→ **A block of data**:
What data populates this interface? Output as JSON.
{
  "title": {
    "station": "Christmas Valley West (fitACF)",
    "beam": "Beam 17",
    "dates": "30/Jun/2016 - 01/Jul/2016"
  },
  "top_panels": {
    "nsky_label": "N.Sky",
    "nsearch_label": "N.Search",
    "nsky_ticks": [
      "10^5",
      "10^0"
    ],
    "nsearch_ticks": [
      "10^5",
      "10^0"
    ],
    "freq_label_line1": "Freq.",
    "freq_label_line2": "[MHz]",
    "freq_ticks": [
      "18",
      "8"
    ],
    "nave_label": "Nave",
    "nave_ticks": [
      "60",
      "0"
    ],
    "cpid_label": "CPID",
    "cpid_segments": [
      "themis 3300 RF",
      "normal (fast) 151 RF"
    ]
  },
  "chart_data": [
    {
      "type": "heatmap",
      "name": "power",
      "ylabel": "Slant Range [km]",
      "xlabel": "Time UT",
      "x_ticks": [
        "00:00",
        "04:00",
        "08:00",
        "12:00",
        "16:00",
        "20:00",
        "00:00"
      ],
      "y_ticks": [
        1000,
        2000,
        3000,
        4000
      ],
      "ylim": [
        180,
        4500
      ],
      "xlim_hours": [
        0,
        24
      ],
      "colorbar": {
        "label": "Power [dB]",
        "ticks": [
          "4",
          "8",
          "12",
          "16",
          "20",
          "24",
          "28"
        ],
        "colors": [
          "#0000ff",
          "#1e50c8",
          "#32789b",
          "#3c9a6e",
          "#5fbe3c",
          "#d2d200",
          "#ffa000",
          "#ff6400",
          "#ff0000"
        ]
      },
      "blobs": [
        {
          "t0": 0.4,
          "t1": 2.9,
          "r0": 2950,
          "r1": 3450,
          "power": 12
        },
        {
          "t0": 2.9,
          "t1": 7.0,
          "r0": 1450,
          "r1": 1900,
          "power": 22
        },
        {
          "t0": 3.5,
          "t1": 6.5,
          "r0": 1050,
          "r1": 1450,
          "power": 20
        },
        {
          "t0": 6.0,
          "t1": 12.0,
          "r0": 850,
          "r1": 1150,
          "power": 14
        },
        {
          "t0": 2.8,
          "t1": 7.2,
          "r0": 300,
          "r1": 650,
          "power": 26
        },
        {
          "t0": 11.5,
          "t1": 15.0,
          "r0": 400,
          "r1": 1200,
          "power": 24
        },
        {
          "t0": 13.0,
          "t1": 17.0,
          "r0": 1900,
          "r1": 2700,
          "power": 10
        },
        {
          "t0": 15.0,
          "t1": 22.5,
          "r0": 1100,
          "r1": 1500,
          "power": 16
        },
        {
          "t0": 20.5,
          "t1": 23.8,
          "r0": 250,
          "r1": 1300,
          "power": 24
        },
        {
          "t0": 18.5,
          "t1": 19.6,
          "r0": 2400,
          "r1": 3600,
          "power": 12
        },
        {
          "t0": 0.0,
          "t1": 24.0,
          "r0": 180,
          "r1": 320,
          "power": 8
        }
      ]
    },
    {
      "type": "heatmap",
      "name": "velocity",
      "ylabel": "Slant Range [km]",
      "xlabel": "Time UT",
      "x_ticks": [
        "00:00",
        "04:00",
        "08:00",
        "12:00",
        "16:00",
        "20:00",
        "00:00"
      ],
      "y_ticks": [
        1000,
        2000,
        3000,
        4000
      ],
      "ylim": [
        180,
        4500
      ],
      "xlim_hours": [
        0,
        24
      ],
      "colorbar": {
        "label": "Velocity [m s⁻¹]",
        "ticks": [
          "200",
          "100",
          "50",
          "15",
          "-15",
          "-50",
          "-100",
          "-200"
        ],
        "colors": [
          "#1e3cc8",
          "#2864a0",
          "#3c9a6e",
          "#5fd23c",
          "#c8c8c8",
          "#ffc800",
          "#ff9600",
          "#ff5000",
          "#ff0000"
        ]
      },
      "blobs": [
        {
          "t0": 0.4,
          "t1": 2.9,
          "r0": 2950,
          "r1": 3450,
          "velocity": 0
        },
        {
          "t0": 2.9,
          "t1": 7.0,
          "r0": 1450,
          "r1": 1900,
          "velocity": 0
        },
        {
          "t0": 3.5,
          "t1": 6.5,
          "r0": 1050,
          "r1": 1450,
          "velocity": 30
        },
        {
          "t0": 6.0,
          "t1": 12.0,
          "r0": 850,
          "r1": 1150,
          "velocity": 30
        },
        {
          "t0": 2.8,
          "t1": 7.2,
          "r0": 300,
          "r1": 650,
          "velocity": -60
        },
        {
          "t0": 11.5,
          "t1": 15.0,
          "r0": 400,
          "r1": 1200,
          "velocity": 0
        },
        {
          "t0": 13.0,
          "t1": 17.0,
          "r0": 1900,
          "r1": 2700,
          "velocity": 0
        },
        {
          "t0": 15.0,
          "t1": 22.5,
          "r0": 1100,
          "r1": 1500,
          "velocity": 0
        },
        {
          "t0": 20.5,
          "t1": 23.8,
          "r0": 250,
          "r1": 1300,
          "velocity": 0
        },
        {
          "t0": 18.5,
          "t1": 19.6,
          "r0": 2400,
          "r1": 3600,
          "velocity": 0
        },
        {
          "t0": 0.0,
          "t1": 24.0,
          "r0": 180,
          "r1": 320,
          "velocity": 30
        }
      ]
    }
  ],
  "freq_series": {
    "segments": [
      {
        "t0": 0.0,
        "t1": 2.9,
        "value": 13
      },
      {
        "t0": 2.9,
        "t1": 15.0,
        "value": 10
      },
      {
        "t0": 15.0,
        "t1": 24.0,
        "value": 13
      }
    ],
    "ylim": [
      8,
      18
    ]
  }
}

→ **WRITTEN REQUEST**: Extract the complete set of records unchanged.

→ **FINAL RESULT**:
What data populates this interface? Output as JSON.
{
  "title": {
    "station": "Christmas Valley West (fitACF)",
    "beam": "Beam 17",
    "dates": "30/Jun/2016 - 01/Jul/2016"
  },
  "top_panels": {
    "nsky_label": "N.Sky",
    "nsearch_label": "N.Search",
    "nsky_ticks": [
      "10^5",
      "10^0"
    ],
    "nsearch_ticks": [
      "10^5",
      "10^0"
    ],
    "freq_label_line1": "Freq.",
    "freq_label_line2": "[MHz]",
    "freq_ticks": [
      "18",
      "8"
    ],
    "nave_label": "Nave",
    "nave_ticks": [
      "60",
      "0"
    ],
    "cpid_label": "CPID",
    "cpid_segments": [
      "themis 3300 RF",
      "normal (fast) 151 RF"
    ]
  },
  "chart_data": [
    {
      "type": "heatmap",
      "name": "power",
      "ylabel": "Slant Range [km]",
      "xlabel": "Time UT",
      "x_ticks": [
        "00:00",
        "04:00",
        "08:00",
        "12:00",
        "16:00",
        "20:00",
        "00:00"
      ],
      "y_ticks": [
        1000,
        2000,
        3000,
        4000
      ],
      "ylim": [
        180,
        4500
      ],
      "xlim_hours": [
        0,
        24
      ],
      "colorbar": {
        "label": "Power [dB]",
        "ticks": [
          "4",
          "8",
          "12",
          "16",
          "20",
          "24",
          "28"
        ],
        "colors": [
          "#0000ff",
          "#1e50c8",
          "#32789b",
          "#3c9a6e",
          "#5fbe3c",
          "#d2d200",
          "#ffa000",
          "#ff6400",
          "#ff0000"
        ]
      },
      "blobs": [
        {
          "t0": 0.4,
          "t1": 2.9,
          "r0": 2950,
          "r1": 3450,
          "power": 12
        },
        {
          "t0": 2.9,
          "t1": 7.0,
          "r0": 1450,
          "r1": 1900,
          "power": 22
        },
        {
          "t0": 3.5,
          "t1": 6.5,
          "r0": 1050,
          "r1": 1450,
          "power": 20
        },
        {
          "t0": 6.0,
          "t1": 12.0,
          "r0": 850,
          "r1": 1150,
          "power": 14
        },
        {
          "t0": 2.8,
          "t1": 7.2,
          "r0": 300,
          "r1": 650,
          "power": 26
        },
        {
          "t0": 11.5,
          "t1": 15.0,
          "r0": 400,
          "r1": 1200,
          "power": 24
        },
        {
          "t0": 13.0,
          "t1": 17.0,
          "r0": 1900,
          "r1": 2700,
          "power": 10
        },
        {
          "t0": 15.0,
          "t1": 22.5,
          "r0": 1100,
          "r1": 1500,
          "power": 16
        },
        {
          "t0": 20.5,
          "t1": 23.8,
          "r0": 250,
          "r1": 1300,
          "power": 24
        },
        {
          "t0": 18.5,
          "t1": 19.6,
          "r0": 2400,
          "r1": 3600,
          "power": 12
        },
        {
          "t0": 0.0,
          "t1": 24.0,
          "r0": 180,
          "r1": 320,
          "power": 8
        }
      ]
    },
    {
      "type": "heatmap",
      "name": "velocity",
      "ylabel": "Slant Range [km]",
      "xlabel": "Time UT",
      "x_ticks": [
        "00:00",
        "04:00",
        "08:00",
        "12:00",
        "16:00",
        "20:00",
        "00:00"
      ],
      "y_ticks": [
        1000,
        2000,
        3000,
        4000
      ],
      "ylim": [
        180,
        4500
      ],
      "xlim_hours": [
        0,
        24
      ],
      "colorbar": {
        "label": "Velocity [m s⁻¹]",
        "ticks": [
          "200",
          "100",
          "50",
          "15",
          "-15",
          "-50",
          "-100",
          "-200"
        ],
        "colors": [
          "#1e3cc8",
          "#2864a0",
          "#3c9a6e",
          "#5fd23c",
          "#c8c8c8",
          "#ffc800",
          "#ff9600",
          "#ff5000",
          "#ff0000"
        ]
      },
      "blobs": [
        {
          "t0": 0.4,
          "t1": 2.9,
          "r0": 2950,
          "r1": 3450,
          "velocity": 0
        },
        {
          "t0": 2.9,
          "t1": 7.0,
          "r0": 1450,
          "r1": 1900,
          "velocity": 0
        },
        {
          "t0": 3.5,
          "t1": 6.5,
          "r0": 1050,
          "r1": 1450,
          "velocity": 30
        },
        {
          "t0": 6.0,
          "t1": 12.0,
          "r0": 850,
          "r1": 1150,
          "velocity": 30
        },
        {
          "t0": 2.8,
          "t1": 7.2,
          "r0": 300,
          "r1": 650,
          "velocity": -60
        },
        {
          "t0": 11.5,
          "t1": 15.0,
          "r0": 400,
          "r1": 1200,
          "velocity": 0
        },
        {
          "t0": 13.0,
          "t1": 17.0,
          "r0": 1900,
          "r1": 2700,
          "velocity": 0
        },
        {
          "t0": 15.0,
          "t1": 22.5,
          "r0": 1100,
          "r1": 1500,
          "velocity": 0
        },
        {
          "t0": 20.5,
          "t1": 23.8,
          "r0": 250,
          "r1": 1300,
          "velocity": 0
        },
        {
          "t0": 18.5,
          "t1": 19.6,
          "r0": 2400,
          "r1": 3600,
          "velocity": 0
        },
        {
          "t0": 0.0,
          "t1": 24.0,
          "r0": 180,
          "r1": 320,
          "velocity": 30
        }
      ]
    }
  ],
  "freq_series": {
    "segments": [
      {
        "t0": 0.0,
        "t1": 2.9,
        "value": 13
      },
      {
        "t0": 2.9,
        "t1": 15.0,
        "value": 10
      },
      {
        "t0": 15.0,
        "t1": 24.0,
        "value": 13
      }
    ],
    "ylim": [
      8,
      18
    ]
  }
}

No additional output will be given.